EXERCISE AIM → Find every line below that contains the word "Organic" and copy it out.

RECORDS FOR PROCESSING →
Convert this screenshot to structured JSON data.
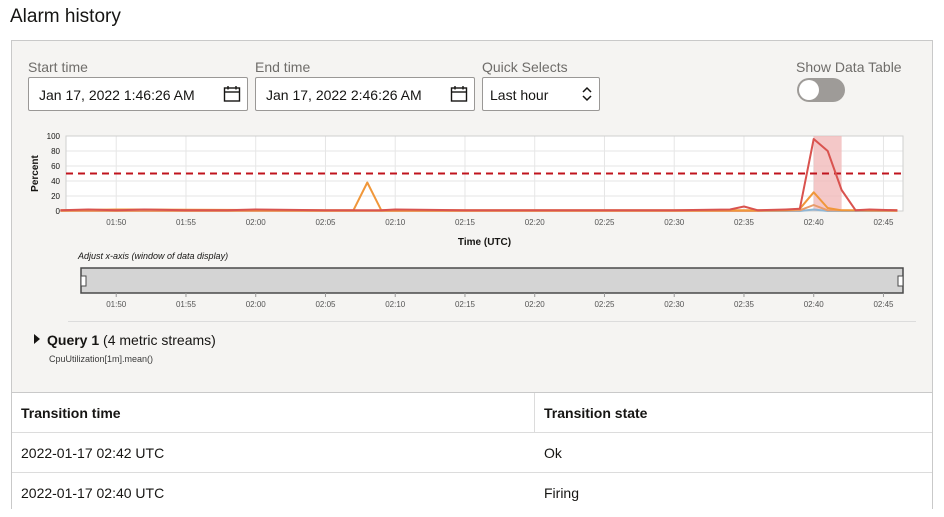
{
  "page": {
    "title": "Alarm history"
  },
  "controls": {
    "start_time_label": "Start time",
    "start_time_value": "Jan 17, 2022 1:46:26 AM",
    "end_time_label": "End time",
    "end_time_value": "Jan 17, 2022 2:46:26 AM",
    "quick_selects_label": "Quick Selects",
    "quick_selects_value": "Last hour",
    "show_data_table_label": "Show Data Table",
    "show_data_table_on": false
  },
  "chart_data": {
    "type": "line",
    "ylabel": "Percent",
    "xlabel": "Time (UTC)",
    "yticks": [
      0,
      20,
      40,
      60,
      80,
      100
    ],
    "ylim": [
      0,
      100
    ],
    "xlim_minutes": [
      46.4,
      106.4
    ],
    "x_ticks": [
      "01:50",
      "01:55",
      "02:00",
      "02:05",
      "02:10",
      "02:15",
      "02:20",
      "02:25",
      "02:30",
      "02:35",
      "02:40",
      "02:45"
    ],
    "threshold": 50,
    "threshold_color": "#c0141e",
    "firing_window": [
      "02:40",
      "02:42"
    ],
    "series": [
      {
        "color": "#d9534f",
        "x": [
          "01:46",
          "01:48",
          "01:50",
          "01:52",
          "01:55",
          "01:58",
          "02:00",
          "02:05",
          "02:09",
          "02:10",
          "02:15",
          "02:20",
          "02:25",
          "02:30",
          "02:34",
          "02:35",
          "02:36",
          "02:38",
          "02:39",
          "02:40",
          "02:41",
          "02:42",
          "02:43",
          "02:44",
          "02:46"
        ],
        "y": [
          1,
          2,
          1,
          2,
          1,
          1,
          2,
          1,
          1,
          2,
          1,
          1,
          1,
          1,
          2,
          6,
          1,
          2,
          3,
          96,
          80,
          28,
          1,
          2,
          1
        ]
      },
      {
        "color": "#f0973a",
        "x": [
          "01:46",
          "01:50",
          "02:05",
          "02:07",
          "02:08",
          "02:09",
          "02:10",
          "02:20",
          "02:38",
          "02:39",
          "02:40",
          "02:41",
          "02:42",
          "02:46"
        ],
        "y": [
          1,
          2,
          1,
          1,
          38,
          1,
          1,
          1,
          1,
          3,
          25,
          4,
          1,
          1
        ]
      },
      {
        "color": "#e89c6b",
        "x": [
          "01:46",
          "02:10",
          "02:36",
          "02:39",
          "02:40",
          "02:41",
          "02:46"
        ],
        "y": [
          0,
          0,
          0,
          1,
          8,
          1,
          0
        ]
      },
      {
        "color": "#8fb6d4",
        "x": [
          "01:46",
          "02:20",
          "02:39",
          "02:40",
          "02:41",
          "02:46"
        ],
        "y": [
          0,
          0,
          0,
          2,
          0,
          0
        ]
      }
    ],
    "navigator_label": "Adjust x-axis (window of data display)"
  },
  "query": {
    "name": "Query 1",
    "streams": "(4 metric streams)",
    "expression": "CpuUtilization[1m].mean()"
  },
  "table": {
    "headers": [
      "Transition time",
      "Transition state"
    ],
    "rows": [
      [
        "2022-01-17 02:42 UTC",
        "Ok"
      ],
      [
        "2022-01-17 02:40 UTC",
        "Firing"
      ]
    ]
  }
}
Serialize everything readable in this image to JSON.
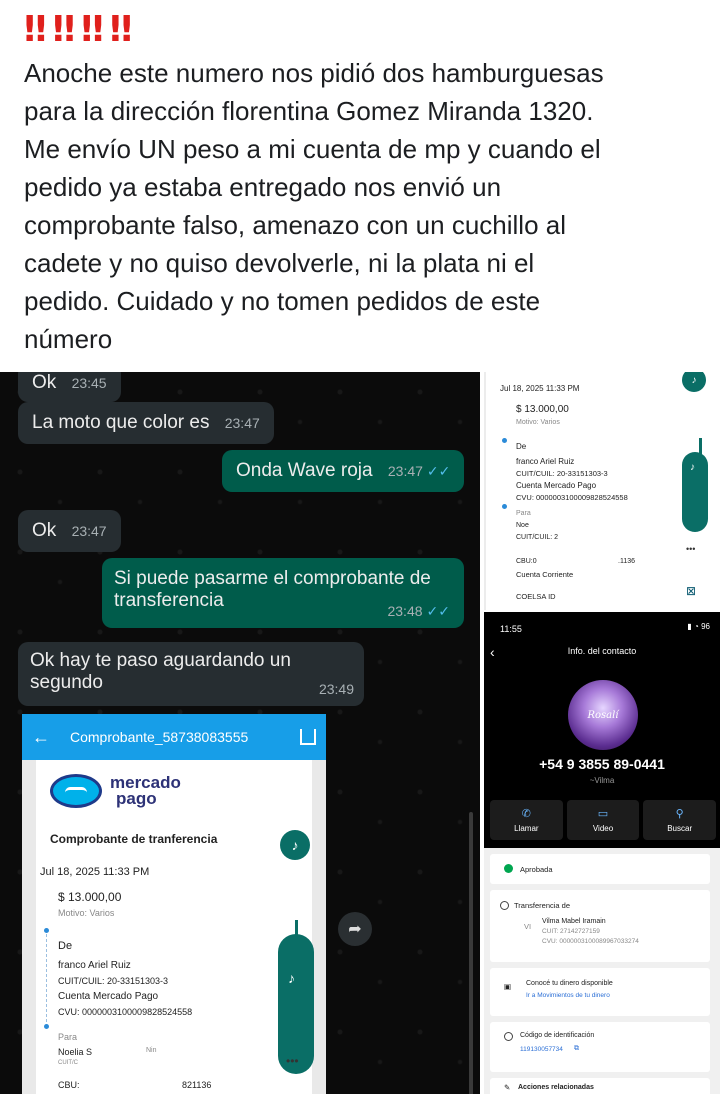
{
  "post": {
    "emoji": [
      "‼",
      "‼",
      "‼",
      "‼"
    ],
    "text": "Anoche este numero nos pidió dos hamburguesas\npara la dirección florentina Gomez Miranda 1320.\nMe envío UN peso a mi cuenta de mp y cuando el\npedido ya estaba entregado nos envió un\ncomprobante falso, amenazo con un cuchillo al\ncadete y no quiso devolverle, ni la plata ni el\npedido. Cuidado y no tomen pedidos de este\nnúmero"
  },
  "chat": {
    "messages": [
      {
        "dir": "in",
        "text": "Ok",
        "time": "23:45"
      },
      {
        "dir": "in",
        "text": "La moto que color es",
        "time": "23:47"
      },
      {
        "dir": "out",
        "text": "Onda Wave roja",
        "time": "23:47"
      },
      {
        "dir": "in",
        "text": "Ok",
        "time": "23:47"
      },
      {
        "dir": "out",
        "text_line1": "Si puede pasarme el comprobante de",
        "text_line2": "transferencia",
        "time": "23:48"
      },
      {
        "dir": "in",
        "text_line1": "Ok hay te paso aguardando un",
        "text_line2": "segundo",
        "time": "23:49"
      }
    ],
    "receipt": {
      "bar_title": "Comprobante_58738083555",
      "brand_top": "mercado",
      "brand_bottom": "pago",
      "title": "Comprobante de tranferencia",
      "date": "Jul 18, 2025 11:33 PM",
      "amount": "$ 13.000,00",
      "motive": "Motivo: Varios",
      "from_label": "De",
      "from_name": "franco Ariel Ruiz",
      "from_cuit": "CUIT/CUIL: 20-33151303-3",
      "from_account": "Cuenta Mercado Pago",
      "from_cvu": "CVU: 0000003100009828524558",
      "to_label": "Para",
      "to_name": "Noelia S",
      "to_name_tail": "Nin",
      "to_cuit": "CUIT/C",
      "cbu_label": "CBU:",
      "cbu_value": "821136"
    }
  },
  "receipt_top": {
    "date": "Jul 18, 2025 11:33 PM",
    "amount": "$ 13.000,00",
    "motive": "Motivo: Varios",
    "from_label": "De",
    "from_name": "franco Ariel Ruiz",
    "from_cuit": "CUIT/CUIL: 20-33151303-3",
    "from_account": "Cuenta Mercado Pago",
    "from_cvu": "CVU: 0000003100009828524558",
    "to_label": "Para",
    "to_name": "Noe",
    "to_cuit": "CUIT/CUIL: 2",
    "cbu": "CBU:0",
    "cbu_tail": ".1136",
    "account_type": "Cuenta Corriente",
    "coelsa": "COELSA ID"
  },
  "contact": {
    "time": "11:55",
    "status_icons": "96",
    "header": "Info. del contacto",
    "avatar_label": "Rosalí",
    "phone": "+54 9 3855 89-0441",
    "name": "~Vilma",
    "actions": [
      {
        "icon": "✆",
        "label": "Llamar"
      },
      {
        "icon": "▭",
        "label": "Video"
      },
      {
        "icon": "⚲",
        "label": "Buscar"
      }
    ]
  },
  "receipt_bottom": {
    "status": "Aprobada",
    "transfer_label": "Transferencia de",
    "sender_initials": "VI",
    "sender_name": "Vilma Mabel Iramain",
    "sender_cuit": "CUIT: 27142727159",
    "sender_cvu": "CVU: 0000003100089967033274",
    "money_title": "Conocé tu dinero disponible",
    "money_link": "Ir a Movimientos de tu dinero",
    "id_title": "Código de identificación",
    "id_value": "119130057734",
    "related": "Acciones relacionadas"
  },
  "colors": {
    "whatsapp_out": "#005c4b",
    "whatsapp_in": "#262d31",
    "mp_blue": "#179ee8",
    "alert_red": "#e0201c",
    "approved_green": "#00a650"
  }
}
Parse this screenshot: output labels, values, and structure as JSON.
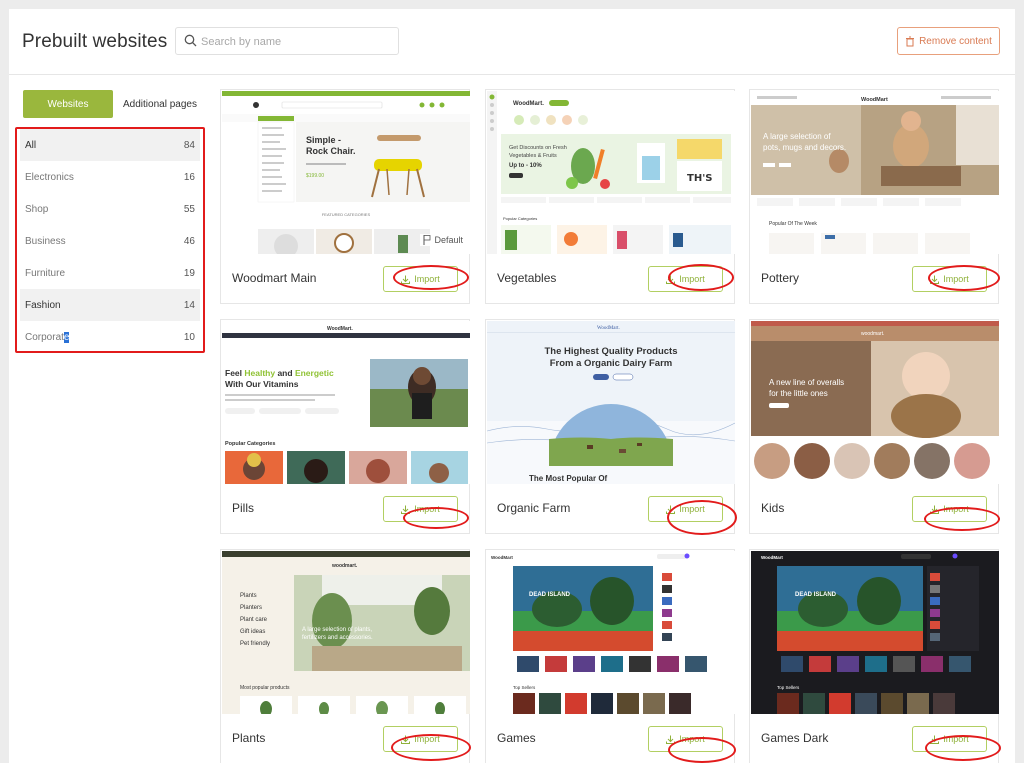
{
  "header": {
    "title": "Prebuilt websites",
    "search_placeholder": "Search by name",
    "search_value": "",
    "remove_label": "Remove content"
  },
  "sidebar": {
    "tabs": [
      {
        "label": "Websites",
        "active": true
      },
      {
        "label": "Additional pages",
        "active": false
      }
    ],
    "categories": [
      {
        "label": "All",
        "count": "84"
      },
      {
        "label": "Electronics",
        "count": "16"
      },
      {
        "label": "Shop",
        "count": "55"
      },
      {
        "label": "Business",
        "count": "46"
      },
      {
        "label": "Furniture",
        "count": "19"
      },
      {
        "label": "Fashion",
        "count": "14"
      },
      {
        "label": "Corporate",
        "count": "10"
      }
    ]
  },
  "cards": [
    {
      "title": "Woodmart Main",
      "import_label": "Import",
      "badge": "Default",
      "preview": {
        "logo": "woodmart.",
        "headline": "Simple - Rock Chair.",
        "price": "$199.00",
        "section": "FEATURED CATEGORIES"
      }
    },
    {
      "title": "Vegetables",
      "import_label": "Import",
      "preview": {
        "logo": "WoodMart.",
        "headline": "Get Discounts on Fresh Vegetables & Fruits",
        "sub": "Up to - 10%",
        "section": "Popular Categories"
      }
    },
    {
      "title": "Pottery",
      "import_label": "Import",
      "preview": {
        "logo": "WoodMart",
        "headline": "A large selection of pots, mugs and decors.",
        "section": "Popular Of The Week"
      }
    },
    {
      "title": "Pills",
      "import_label": "Import",
      "preview": {
        "logo": "WoodMart.",
        "headline_1": "Feel ",
        "headline_2": "Healthy",
        "headline_3": " and ",
        "headline_4": "Energetic",
        "headline_5": "With Our Vitamins",
        "section": "Popular Categories"
      }
    },
    {
      "title": "Organic Farm",
      "import_label": "Import",
      "preview": {
        "logo": "WoodMart.",
        "headline": "The Highest Quality Products From a Organic Dairy Farm",
        "footer": "The Most Popular Of"
      }
    },
    {
      "title": "Kids",
      "import_label": "Import",
      "preview": {
        "logo": "woodmart.",
        "headline": "A new line of overalls for the little ones"
      }
    },
    {
      "title": "Plants",
      "import_label": "Import",
      "preview": {
        "logo": "woodmart.",
        "menu": [
          "Plants",
          "Planters",
          "Plant care",
          "Gift ideas",
          "Pet friendly"
        ],
        "headline": "A large selection of plants, fertilizers and accessories.",
        "section": "Most popular products"
      }
    },
    {
      "title": "Games",
      "import_label": "Import",
      "preview": {
        "logo": "WoodMart",
        "section": "Top Sellers"
      }
    },
    {
      "title": "Games Dark",
      "import_label": "Import",
      "preview": {
        "logo": "WoodMart",
        "section": "Top Sellers"
      }
    }
  ],
  "colors": {
    "accent_green": "#9ab73d",
    "annotation_red": "#e21b1b",
    "remove_orange": "#d97a52"
  }
}
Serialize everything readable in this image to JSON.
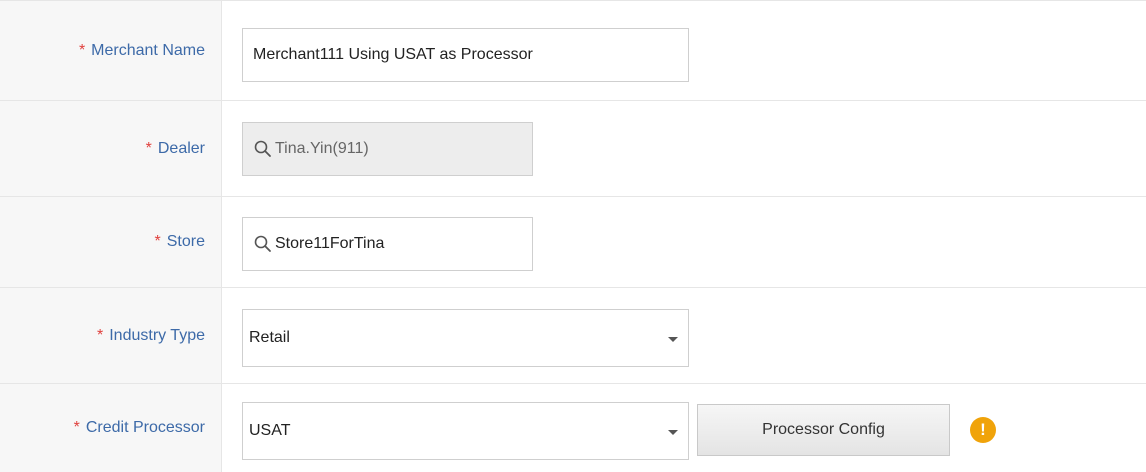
{
  "form": {
    "merchant_name": {
      "label": "Merchant Name",
      "required_marker": "*",
      "value": "Merchant111 Using USAT as Processor"
    },
    "dealer": {
      "label": "Dealer",
      "required_marker": "*",
      "value": "Tina.Yin(911)",
      "icon": "search-icon",
      "disabled": true
    },
    "store": {
      "label": "Store",
      "required_marker": "*",
      "value": "Store11ForTina",
      "icon": "search-icon"
    },
    "industry_type": {
      "label": "Industry Type",
      "required_marker": "*",
      "selected": "Retail",
      "icon": "chevron-down-icon"
    },
    "credit_processor": {
      "label": "Credit Processor",
      "required_marker": "*",
      "selected": "USAT",
      "icon": "chevron-down-icon",
      "config_button_label": "Processor Config",
      "warning_icon": "warning-icon",
      "warning_glyph": "!"
    }
  },
  "colors": {
    "label_text": "#3d6aa8",
    "required": "#e0403d",
    "warning": "#f0a30a"
  }
}
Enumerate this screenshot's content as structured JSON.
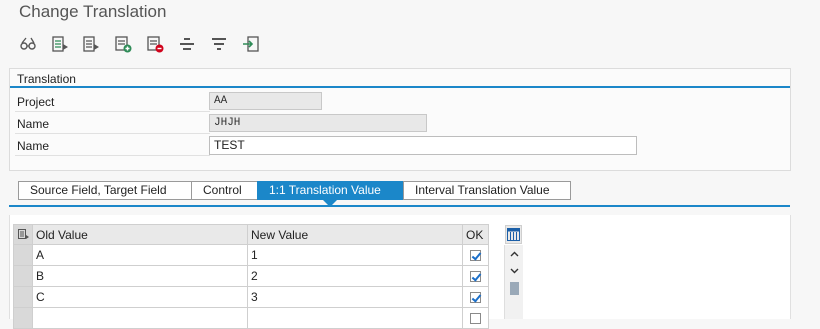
{
  "window": {
    "title": "Change Translation"
  },
  "toolbar": {
    "icons": [
      "glasses-display-icon",
      "select-row-icon",
      "details-icon",
      "add-row-icon",
      "delete-row-icon",
      "align-center-icon",
      "filter-icon",
      "import-icon"
    ]
  },
  "group": {
    "title": "Translation",
    "fields": [
      {
        "label": "Project",
        "value": "AA"
      },
      {
        "label": "Name",
        "value": "JHJH"
      },
      {
        "label": "Name",
        "value": "TEST"
      }
    ]
  },
  "tabs": [
    {
      "label": "Source Field, Target Field"
    },
    {
      "label": "Control"
    },
    {
      "label": "1:1 Translation Value"
    },
    {
      "label": "Interval Translation Value"
    }
  ],
  "table": {
    "headers": {
      "old_value": "Old Value",
      "new_value": "New Value",
      "ok": "OK"
    },
    "rows": [
      {
        "old_value": "A",
        "new_value": "1",
        "ok": true
      },
      {
        "old_value": "B",
        "new_value": "2",
        "ok": true
      },
      {
        "old_value": "C",
        "new_value": "3",
        "ok": true
      },
      {
        "old_value": "",
        "new_value": "",
        "ok": false
      }
    ]
  },
  "colors": {
    "accent": "#1b87c9",
    "checkmark": "#1b6fc9"
  }
}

ANSWER →
      "title": "Organic Farm",
        "headline": "The Highest Quality Products From a Organic Dairy Farm",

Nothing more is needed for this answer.